Provided entries:

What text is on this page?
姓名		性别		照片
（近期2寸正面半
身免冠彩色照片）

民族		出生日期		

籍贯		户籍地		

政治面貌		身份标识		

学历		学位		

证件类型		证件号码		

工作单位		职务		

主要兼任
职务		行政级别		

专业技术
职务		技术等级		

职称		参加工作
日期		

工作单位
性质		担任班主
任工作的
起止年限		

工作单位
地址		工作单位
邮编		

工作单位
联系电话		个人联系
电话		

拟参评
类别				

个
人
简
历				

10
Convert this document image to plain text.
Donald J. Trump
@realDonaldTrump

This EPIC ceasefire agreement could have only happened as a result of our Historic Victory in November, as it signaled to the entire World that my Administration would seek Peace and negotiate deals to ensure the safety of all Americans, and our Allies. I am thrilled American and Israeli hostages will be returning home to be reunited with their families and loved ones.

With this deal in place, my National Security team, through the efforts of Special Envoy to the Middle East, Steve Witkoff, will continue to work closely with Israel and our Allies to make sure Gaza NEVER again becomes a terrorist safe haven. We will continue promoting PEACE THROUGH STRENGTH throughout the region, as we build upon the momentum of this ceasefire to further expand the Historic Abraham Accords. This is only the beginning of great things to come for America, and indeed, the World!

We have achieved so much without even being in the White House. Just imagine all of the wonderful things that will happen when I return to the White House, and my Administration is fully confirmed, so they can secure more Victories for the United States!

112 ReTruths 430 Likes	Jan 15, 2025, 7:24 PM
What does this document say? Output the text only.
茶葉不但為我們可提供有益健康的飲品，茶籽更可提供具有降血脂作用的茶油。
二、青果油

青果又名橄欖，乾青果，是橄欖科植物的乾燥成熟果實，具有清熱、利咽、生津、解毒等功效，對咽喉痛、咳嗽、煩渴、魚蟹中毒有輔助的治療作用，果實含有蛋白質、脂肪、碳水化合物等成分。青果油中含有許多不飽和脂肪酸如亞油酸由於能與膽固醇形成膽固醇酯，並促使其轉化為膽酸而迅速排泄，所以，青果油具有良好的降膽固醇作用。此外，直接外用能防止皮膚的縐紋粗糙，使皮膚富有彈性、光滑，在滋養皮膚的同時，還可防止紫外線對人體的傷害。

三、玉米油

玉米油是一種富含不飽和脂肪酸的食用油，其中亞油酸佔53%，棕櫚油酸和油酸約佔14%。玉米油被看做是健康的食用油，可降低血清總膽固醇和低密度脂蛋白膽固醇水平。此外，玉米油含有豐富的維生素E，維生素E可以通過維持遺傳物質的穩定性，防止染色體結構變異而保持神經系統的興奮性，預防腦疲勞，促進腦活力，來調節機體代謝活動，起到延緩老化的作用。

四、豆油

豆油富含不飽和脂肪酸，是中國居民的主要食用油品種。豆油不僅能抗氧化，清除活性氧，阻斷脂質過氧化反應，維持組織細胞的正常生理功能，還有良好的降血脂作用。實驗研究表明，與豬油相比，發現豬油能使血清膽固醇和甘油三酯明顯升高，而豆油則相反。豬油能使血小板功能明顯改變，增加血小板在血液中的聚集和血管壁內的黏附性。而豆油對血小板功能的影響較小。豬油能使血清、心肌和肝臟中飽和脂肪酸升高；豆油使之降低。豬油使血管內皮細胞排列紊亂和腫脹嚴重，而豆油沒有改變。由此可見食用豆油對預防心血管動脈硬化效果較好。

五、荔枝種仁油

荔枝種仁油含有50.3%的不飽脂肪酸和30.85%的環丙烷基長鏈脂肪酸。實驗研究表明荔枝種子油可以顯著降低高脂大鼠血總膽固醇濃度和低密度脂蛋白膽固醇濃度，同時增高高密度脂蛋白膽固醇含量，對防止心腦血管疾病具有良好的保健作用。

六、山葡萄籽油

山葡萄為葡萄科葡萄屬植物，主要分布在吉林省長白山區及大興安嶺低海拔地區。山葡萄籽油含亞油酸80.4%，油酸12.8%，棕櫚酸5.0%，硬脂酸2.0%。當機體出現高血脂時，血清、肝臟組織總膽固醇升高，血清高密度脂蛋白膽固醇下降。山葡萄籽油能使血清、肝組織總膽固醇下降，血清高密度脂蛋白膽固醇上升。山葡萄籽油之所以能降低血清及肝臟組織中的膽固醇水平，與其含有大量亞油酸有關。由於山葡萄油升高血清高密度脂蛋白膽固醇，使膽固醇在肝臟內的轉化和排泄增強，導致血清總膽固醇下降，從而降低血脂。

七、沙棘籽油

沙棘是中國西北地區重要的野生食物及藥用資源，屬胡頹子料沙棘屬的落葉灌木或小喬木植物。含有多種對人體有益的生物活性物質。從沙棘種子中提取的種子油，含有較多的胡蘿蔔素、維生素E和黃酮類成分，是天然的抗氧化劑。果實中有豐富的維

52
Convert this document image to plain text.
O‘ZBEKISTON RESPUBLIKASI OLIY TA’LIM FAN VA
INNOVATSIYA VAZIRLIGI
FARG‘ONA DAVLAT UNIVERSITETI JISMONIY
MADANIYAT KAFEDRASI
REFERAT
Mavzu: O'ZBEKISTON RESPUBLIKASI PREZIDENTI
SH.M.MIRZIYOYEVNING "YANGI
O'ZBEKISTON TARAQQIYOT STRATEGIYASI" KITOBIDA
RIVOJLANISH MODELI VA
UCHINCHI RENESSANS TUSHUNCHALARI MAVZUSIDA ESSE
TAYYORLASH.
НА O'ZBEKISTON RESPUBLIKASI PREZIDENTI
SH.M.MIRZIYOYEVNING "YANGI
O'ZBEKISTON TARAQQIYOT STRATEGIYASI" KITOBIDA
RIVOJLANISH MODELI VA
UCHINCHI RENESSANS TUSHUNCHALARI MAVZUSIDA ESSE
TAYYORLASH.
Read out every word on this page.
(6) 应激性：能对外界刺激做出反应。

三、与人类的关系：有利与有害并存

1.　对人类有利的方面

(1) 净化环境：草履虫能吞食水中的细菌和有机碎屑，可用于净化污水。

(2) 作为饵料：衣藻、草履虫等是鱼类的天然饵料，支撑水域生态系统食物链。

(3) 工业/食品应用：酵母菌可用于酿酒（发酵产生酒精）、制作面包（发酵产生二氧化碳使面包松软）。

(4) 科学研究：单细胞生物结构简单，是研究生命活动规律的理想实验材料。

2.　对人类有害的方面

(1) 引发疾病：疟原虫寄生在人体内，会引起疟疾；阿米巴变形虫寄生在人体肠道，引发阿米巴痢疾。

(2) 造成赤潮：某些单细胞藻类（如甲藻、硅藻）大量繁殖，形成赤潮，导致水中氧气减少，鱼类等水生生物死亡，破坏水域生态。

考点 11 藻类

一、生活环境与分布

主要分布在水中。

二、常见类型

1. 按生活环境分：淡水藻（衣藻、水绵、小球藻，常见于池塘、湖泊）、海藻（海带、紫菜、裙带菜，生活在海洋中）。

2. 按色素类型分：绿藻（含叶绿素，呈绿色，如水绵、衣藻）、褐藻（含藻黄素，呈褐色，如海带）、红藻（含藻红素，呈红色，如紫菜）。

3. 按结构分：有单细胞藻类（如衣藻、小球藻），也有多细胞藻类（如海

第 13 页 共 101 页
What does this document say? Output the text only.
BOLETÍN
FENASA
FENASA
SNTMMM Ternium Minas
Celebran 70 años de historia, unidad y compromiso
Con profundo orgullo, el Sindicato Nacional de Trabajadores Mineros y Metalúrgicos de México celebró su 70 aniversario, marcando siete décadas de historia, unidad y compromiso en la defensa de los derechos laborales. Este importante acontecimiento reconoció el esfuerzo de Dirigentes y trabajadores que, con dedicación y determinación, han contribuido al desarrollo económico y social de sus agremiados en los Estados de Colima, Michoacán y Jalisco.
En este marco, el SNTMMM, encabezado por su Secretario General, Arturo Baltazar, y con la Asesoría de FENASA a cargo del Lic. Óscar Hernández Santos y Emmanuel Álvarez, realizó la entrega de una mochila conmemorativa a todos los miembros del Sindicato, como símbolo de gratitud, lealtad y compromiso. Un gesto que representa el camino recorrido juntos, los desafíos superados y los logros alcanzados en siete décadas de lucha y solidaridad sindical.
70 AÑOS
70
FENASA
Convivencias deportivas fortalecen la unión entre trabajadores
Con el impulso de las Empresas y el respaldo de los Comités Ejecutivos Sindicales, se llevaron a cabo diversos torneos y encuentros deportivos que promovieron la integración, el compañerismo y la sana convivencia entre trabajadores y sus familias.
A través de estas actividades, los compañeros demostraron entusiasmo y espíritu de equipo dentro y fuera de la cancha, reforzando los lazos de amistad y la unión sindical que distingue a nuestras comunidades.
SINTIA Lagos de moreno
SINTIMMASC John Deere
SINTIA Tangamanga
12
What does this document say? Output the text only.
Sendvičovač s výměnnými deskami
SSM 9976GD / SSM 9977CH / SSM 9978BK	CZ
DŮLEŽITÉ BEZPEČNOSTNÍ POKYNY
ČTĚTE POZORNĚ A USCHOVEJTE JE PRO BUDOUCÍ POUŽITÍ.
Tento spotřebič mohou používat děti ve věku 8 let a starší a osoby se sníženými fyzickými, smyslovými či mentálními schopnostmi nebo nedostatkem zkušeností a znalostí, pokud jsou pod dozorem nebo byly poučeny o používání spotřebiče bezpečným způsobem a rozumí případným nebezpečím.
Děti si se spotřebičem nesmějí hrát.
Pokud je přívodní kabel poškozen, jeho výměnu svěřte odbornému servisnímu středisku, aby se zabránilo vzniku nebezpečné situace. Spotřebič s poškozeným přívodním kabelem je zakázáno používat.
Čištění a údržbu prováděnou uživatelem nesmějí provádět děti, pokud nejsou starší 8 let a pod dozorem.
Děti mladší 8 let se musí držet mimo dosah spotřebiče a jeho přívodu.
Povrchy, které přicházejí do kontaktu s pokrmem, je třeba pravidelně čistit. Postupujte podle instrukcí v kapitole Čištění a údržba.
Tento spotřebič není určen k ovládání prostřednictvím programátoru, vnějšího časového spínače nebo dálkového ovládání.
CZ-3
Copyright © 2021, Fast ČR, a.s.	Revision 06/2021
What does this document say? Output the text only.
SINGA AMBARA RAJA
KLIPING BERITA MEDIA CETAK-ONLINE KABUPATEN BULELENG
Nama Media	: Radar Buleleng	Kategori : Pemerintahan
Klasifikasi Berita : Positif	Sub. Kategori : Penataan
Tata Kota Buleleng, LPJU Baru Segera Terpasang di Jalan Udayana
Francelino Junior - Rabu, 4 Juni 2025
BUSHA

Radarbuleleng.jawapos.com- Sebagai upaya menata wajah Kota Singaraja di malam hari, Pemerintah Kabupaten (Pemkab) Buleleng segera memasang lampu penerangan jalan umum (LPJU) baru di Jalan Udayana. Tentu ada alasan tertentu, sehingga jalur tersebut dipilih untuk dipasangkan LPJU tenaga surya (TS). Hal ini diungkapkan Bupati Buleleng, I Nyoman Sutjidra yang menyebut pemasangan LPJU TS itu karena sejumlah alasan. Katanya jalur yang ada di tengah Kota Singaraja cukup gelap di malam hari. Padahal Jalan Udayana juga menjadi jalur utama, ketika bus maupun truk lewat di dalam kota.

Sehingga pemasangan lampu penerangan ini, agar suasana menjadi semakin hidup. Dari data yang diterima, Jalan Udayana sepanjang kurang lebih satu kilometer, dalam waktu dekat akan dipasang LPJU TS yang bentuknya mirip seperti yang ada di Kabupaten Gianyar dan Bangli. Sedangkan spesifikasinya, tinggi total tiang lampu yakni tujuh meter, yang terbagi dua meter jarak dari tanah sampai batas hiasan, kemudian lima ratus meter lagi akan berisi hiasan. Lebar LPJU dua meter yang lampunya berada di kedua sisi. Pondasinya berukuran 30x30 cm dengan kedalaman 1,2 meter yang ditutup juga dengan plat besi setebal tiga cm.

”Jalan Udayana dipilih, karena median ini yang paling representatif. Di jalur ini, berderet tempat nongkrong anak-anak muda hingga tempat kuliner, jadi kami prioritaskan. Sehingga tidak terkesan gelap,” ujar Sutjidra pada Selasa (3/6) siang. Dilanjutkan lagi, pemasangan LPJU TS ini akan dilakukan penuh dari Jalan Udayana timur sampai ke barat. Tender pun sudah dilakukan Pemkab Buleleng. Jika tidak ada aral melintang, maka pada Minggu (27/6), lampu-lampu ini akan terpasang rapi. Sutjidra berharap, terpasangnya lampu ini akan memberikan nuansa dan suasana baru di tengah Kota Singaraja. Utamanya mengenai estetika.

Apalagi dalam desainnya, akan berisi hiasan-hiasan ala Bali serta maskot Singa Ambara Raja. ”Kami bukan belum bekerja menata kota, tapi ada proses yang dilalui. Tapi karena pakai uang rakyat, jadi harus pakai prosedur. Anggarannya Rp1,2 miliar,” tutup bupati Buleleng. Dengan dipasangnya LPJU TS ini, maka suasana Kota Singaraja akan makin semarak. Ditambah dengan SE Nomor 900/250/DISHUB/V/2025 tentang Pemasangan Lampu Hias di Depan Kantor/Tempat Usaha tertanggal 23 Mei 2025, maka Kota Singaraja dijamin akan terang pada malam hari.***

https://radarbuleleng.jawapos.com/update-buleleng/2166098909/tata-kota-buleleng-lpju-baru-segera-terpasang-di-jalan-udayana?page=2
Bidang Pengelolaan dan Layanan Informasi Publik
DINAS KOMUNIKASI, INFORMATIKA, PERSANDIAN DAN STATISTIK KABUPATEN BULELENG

Your task: Using the records above, find and show each line with the string "nesmějí".

Response to the task:
Děti si se spotřebičem nesmějí hrát.
Čištění a údržbu prováděnou uživatelem nesmějí provádět děti, pokud nejsou starší 8 let a pod dozorem.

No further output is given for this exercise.